Exactly reproduce the lines that follow.

################

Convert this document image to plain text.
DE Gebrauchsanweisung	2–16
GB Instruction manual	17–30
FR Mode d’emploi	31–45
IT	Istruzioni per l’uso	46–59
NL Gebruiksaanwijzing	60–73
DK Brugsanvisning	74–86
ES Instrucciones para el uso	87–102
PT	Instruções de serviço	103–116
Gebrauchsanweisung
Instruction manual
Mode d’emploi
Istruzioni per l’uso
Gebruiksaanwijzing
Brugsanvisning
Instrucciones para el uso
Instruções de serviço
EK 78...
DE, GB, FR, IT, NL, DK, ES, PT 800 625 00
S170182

################

● Task answer:
Convert this document image to plain text.
DE Gebrauchsanweisung	2–16
GB Instruction manual	17–30
FR Mode d’emploi	31–45
IT	Istruzioni per l’uso	46–59
NL Gebruiksaanwijzing	60–73
DK Brugsanvisning	74–86
ES Instrucciones para el uso	87–102
PT	Instruções de serviço	103–116
Gebrauchsanweisung
Instruction manual
Mode d’emploi
Istruzioni per l’uso
Gebruiksaanwijzing
Brugsanvisning
Instrucciones para el uso
Instruções de serviço
EK 78...
DE, GB, FR, IT, NL, DK, ES, PT 800 625 00
S170182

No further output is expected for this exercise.